**Written problem:** Where a line holds "text", copy it.

**Dataset records:**
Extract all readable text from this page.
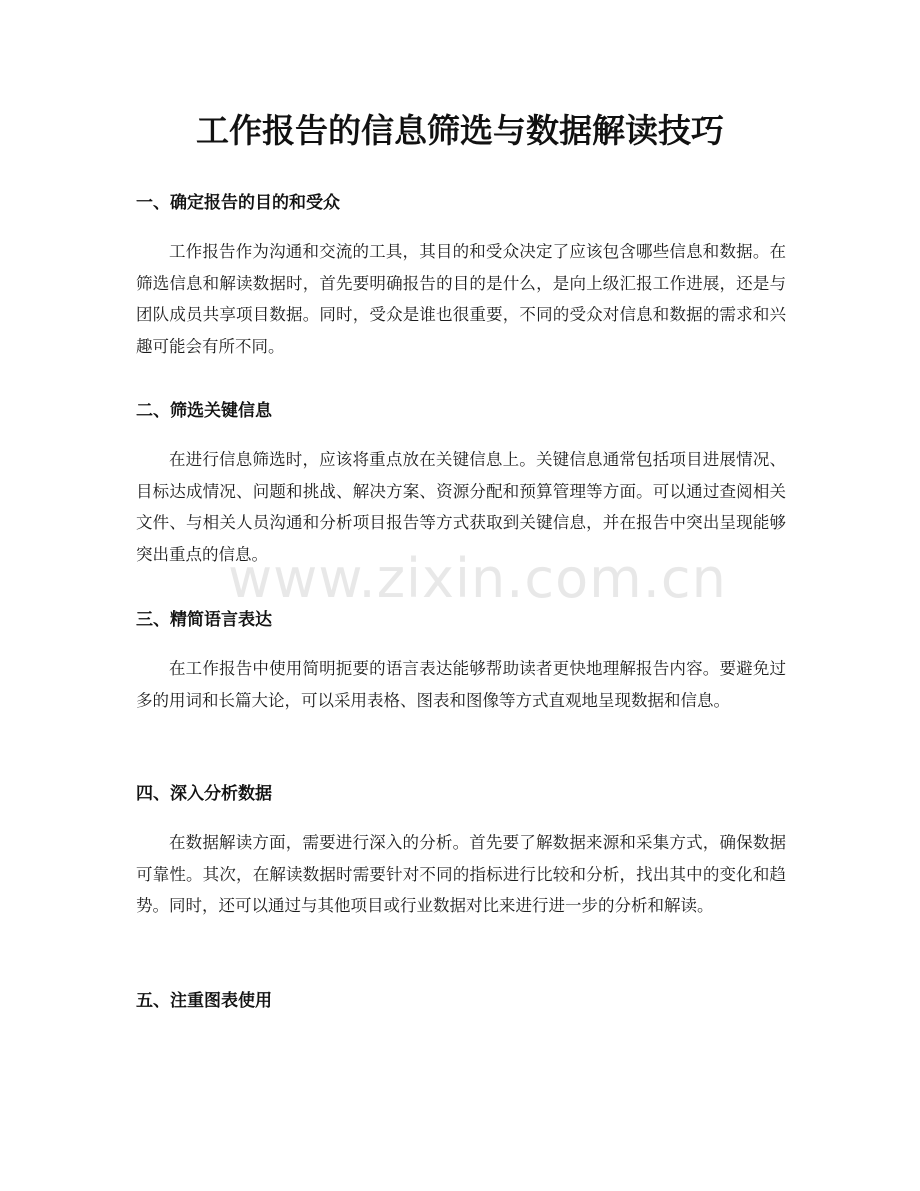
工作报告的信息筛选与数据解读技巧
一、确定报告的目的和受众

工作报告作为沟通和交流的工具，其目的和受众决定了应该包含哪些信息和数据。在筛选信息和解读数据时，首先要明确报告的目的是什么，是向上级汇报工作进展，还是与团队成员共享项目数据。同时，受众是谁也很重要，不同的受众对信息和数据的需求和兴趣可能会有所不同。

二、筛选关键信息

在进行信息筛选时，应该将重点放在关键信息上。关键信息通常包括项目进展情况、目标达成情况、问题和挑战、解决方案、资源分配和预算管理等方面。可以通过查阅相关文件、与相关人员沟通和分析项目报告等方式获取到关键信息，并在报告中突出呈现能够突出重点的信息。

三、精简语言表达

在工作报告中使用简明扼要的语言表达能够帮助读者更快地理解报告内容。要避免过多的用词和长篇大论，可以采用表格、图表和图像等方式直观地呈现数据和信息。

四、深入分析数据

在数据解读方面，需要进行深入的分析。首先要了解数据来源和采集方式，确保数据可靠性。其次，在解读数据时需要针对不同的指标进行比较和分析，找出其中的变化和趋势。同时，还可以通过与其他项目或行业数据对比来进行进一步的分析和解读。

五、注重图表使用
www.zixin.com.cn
==
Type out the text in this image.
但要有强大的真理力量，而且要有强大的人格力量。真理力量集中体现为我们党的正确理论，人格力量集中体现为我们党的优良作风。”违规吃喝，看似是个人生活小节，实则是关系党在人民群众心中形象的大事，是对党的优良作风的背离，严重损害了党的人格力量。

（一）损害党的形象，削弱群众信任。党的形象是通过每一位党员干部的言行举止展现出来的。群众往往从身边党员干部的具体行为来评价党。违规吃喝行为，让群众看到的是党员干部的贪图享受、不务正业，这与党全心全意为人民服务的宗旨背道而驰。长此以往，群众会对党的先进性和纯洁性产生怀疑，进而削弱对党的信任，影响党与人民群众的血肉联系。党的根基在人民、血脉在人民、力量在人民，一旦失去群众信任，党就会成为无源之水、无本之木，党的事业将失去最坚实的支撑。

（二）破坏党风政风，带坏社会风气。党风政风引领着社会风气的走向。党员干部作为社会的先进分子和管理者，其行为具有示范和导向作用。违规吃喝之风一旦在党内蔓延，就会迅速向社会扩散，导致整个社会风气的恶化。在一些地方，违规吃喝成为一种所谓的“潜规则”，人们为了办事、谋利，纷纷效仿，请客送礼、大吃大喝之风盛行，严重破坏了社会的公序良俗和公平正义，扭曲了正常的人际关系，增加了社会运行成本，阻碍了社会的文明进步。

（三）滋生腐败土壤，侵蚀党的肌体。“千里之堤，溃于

**Response to this exercise:**
Extract all readable text from this page.
Type out the text in this image.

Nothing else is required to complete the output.